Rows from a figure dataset
--- Begin ---
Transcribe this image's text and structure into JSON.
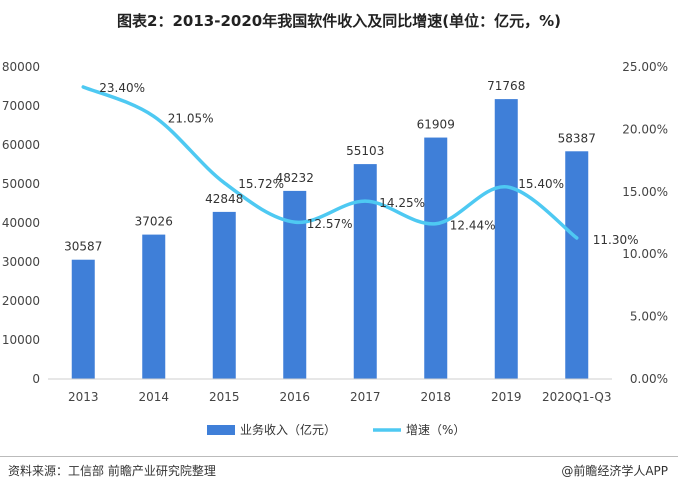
{
  "title": "图表2：2013-2020年我国软件收入及同比增速(单位：亿元，%)",
  "source": "资料来源：工信部 前瞻产业研究院整理",
  "brand": "@前瞻经济学人APP",
  "colors": {
    "bar": "#3f7fd8",
    "line": "#4ec9f2"
  },
  "chart_data": {
    "type": "bar",
    "categories": [
      "2013",
      "2014",
      "2015",
      "2016",
      "2017",
      "2018",
      "2019",
      "2020Q1-Q3"
    ],
    "series": [
      {
        "name": "业务收入（亿元）",
        "type": "bar",
        "axis": "left",
        "values": [
          30587,
          37026,
          42848,
          48232,
          55103,
          61909,
          71768,
          58387
        ],
        "labels": [
          "30587",
          "37026",
          "42848",
          "48232",
          "55103",
          "61909",
          "71768",
          "58387"
        ]
      },
      {
        "name": "增速（%）",
        "type": "line",
        "axis": "right",
        "values": [
          23.4,
          21.05,
          15.72,
          12.57,
          14.25,
          12.44,
          15.4,
          11.3
        ],
        "labels": [
          "23.40%",
          "21.05%",
          "15.72%",
          "12.57%",
          "14.25%",
          "12.44%",
          "15.40%",
          "11.30%"
        ]
      }
    ],
    "ylim_left": [
      0,
      80000
    ],
    "yticks_left": [
      "0",
      "10000",
      "20000",
      "30000",
      "40000",
      "50000",
      "60000",
      "70000",
      "80000"
    ],
    "ylim_right": [
      0,
      25
    ],
    "yticks_right": [
      "0.00%",
      "5.00%",
      "10.00%",
      "15.00%",
      "20.00%",
      "25.00%"
    ],
    "legend_position": "bottom"
  }
}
--- End ---
• _Brief_:
Make an exact copy of the data, leaving its pictures out.

• _Reply to the task_:
Transcribe this image's text and structure into JSON.
{
  "title": "图表2：2013-2020年我国软件收入及同比增速(单位：亿元，%)",
  "source": "资料来源：工信部 前瞻产业研究院整理",
  "brand": "@前瞻经济学人APP",
  "colors": {
    "bar": "#3f7fd8",
    "line": "#4ec9f2"
  },
  "chart_data": {
    "type": "bar",
    "categories": [
      "2013",
      "2014",
      "2015",
      "2016",
      "2017",
      "2018",
      "2019",
      "2020Q1-Q3"
    ],
    "series": [
      {
        "name": "业务收入（亿元）",
        "type": "bar",
        "axis": "left",
        "values": [
          30587,
          37026,
          42848,
          48232,
          55103,
          61909,
          71768,
          58387
        ],
        "labels": [
          "30587",
          "37026",
          "42848",
          "48232",
          "55103",
          "61909",
          "71768",
          "58387"
        ]
      },
      {
        "name": "增速（%）",
        "type": "line",
        "axis": "right",
        "values": [
          23.4,
          21.05,
          15.72,
          12.57,
          14.25,
          12.44,
          15.4,
          11.3
        ],
        "labels": [
          "23.40%",
          "21.05%",
          "15.72%",
          "12.57%",
          "14.25%",
          "12.44%",
          "15.40%",
          "11.30%"
        ]
      }
    ],
    "ylim_left": [
      0,
      80000
    ],
    "yticks_left": [
      "0",
      "10000",
      "20000",
      "30000",
      "40000",
      "50000",
      "60000",
      "70000",
      "80000"
    ],
    "ylim_right": [
      0,
      25
    ],
    "yticks_right": [
      "0.00%",
      "5.00%",
      "10.00%",
      "15.00%",
      "20.00%",
      "25.00%"
    ],
    "legend_position": "bottom"
  }
}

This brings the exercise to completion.